[Stated goal]:
Extract each line of the data below exactly as written.

[Supplied material]:
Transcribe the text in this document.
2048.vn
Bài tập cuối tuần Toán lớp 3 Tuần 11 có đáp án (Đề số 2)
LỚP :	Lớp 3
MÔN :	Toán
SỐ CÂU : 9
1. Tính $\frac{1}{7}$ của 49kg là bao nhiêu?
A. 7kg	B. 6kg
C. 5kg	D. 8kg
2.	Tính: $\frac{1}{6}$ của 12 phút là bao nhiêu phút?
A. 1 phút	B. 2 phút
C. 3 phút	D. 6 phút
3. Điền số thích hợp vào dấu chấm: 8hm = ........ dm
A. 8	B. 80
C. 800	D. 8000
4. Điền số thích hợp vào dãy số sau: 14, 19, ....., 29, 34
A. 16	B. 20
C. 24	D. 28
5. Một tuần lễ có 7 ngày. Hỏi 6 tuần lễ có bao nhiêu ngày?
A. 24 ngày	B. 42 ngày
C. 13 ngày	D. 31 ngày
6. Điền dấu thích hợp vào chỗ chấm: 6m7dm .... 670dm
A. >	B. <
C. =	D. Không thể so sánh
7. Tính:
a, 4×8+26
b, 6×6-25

[Correct answer]:
Transcribe the text in this document.
2048.vn
Bài tập cuối tuần Toán lớp 3 Tuần 11 có đáp án (Đề số 2)
LỚP :	Lớp 3
MÔN :	Toán
SỐ CÂU : 9
1. Tính $\frac{1}{7}$ của 49kg là bao nhiêu?
A. 7kg	B. 6kg
C. 5kg	D. 8kg
2.	Tính: $\frac{1}{6}$ của 12 phút là bao nhiêu phút?
A. 1 phút	B. 2 phút
C. 3 phút	D. 6 phút
3. Điền số thích hợp vào dấu chấm: 8hm = ........ dm
A. 8	B. 80
C. 800	D. 8000
4. Điền số thích hợp vào dãy số sau: 14, 19, ....., 29, 34
A. 16	B. 20
C. 24	D. 28
5. Một tuần lễ có 7 ngày. Hỏi 6 tuần lễ có bao nhiêu ngày?
A. 24 ngày	B. 42 ngày
C. 13 ngày	D. 31 ngày
6. Điền dấu thích hợp vào chỗ chấm: 6m7dm .... 670dm
A. >	B. <
C. =	D. Không thể so sánh
7. Tính:
a, 4×8+26
b, 6×6-25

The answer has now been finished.